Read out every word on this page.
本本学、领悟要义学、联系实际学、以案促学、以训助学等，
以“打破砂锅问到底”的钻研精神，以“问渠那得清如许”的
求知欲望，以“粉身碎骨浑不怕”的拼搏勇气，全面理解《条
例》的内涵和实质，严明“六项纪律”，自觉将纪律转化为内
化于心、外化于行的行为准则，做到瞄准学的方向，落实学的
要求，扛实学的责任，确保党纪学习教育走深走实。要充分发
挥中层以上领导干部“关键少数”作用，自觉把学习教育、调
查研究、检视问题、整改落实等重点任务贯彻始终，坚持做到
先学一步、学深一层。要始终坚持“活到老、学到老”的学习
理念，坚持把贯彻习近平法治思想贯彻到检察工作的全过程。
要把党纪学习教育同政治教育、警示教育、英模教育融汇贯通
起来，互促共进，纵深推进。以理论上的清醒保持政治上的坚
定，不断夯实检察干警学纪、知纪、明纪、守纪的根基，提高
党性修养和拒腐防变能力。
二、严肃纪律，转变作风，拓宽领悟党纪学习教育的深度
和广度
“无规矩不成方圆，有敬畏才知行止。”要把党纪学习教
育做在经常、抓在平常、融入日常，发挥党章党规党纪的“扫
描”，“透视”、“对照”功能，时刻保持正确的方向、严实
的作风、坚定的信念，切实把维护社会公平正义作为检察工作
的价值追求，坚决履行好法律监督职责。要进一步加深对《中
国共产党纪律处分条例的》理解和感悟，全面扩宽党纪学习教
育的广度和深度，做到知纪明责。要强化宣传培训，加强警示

++++++

Exercise goal:
Hand back the material above in full, exactly as written.

The answer:
Read out every word on this page.
本本学、领悟要义学、联系实际学、以案促学、以训助学等，
以“打破砂锅问到底”的钻研精神，以“问渠那得清如许”的
求知欲望，以“粉身碎骨浑不怕”的拼搏勇气，全面理解《条
例》的内涵和实质，严明“六项纪律”，自觉将纪律转化为内
化于心、外化于行的行为准则，做到瞄准学的方向，落实学的
要求，扛实学的责任，确保党纪学习教育走深走实。要充分发
挥中层以上领导干部“关键少数”作用，自觉把学习教育、调
查研究、检视问题、整改落实等重点任务贯彻始终，坚持做到
先学一步、学深一层。要始终坚持“活到老、学到老”的学习
理念，坚持把贯彻习近平法治思想贯彻到检察工作的全过程。
要把党纪学习教育同政治教育、警示教育、英模教育融汇贯通
起来，互促共进，纵深推进。以理论上的清醒保持政治上的坚
定，不断夯实检察干警学纪、知纪、明纪、守纪的根基，提高
党性修养和拒腐防变能力。
二、严肃纪律，转变作风，拓宽领悟党纪学习教育的深度
和广度
“无规矩不成方圆，有敬畏才知行止。”要把党纪学习教
育做在经常、抓在平常、融入日常，发挥党章党规党纪的“扫
描”，“透视”、“对照”功能，时刻保持正确的方向、严实
的作风、坚定的信念，切实把维护社会公平正义作为检察工作
的价值追求，坚决履行好法律监督职责。要进一步加深对《中
国共产党纪律处分条例的》理解和感悟，全面扩宽党纪学习教
育的广度和深度，做到知纪明责。要强化宣传培训，加强警示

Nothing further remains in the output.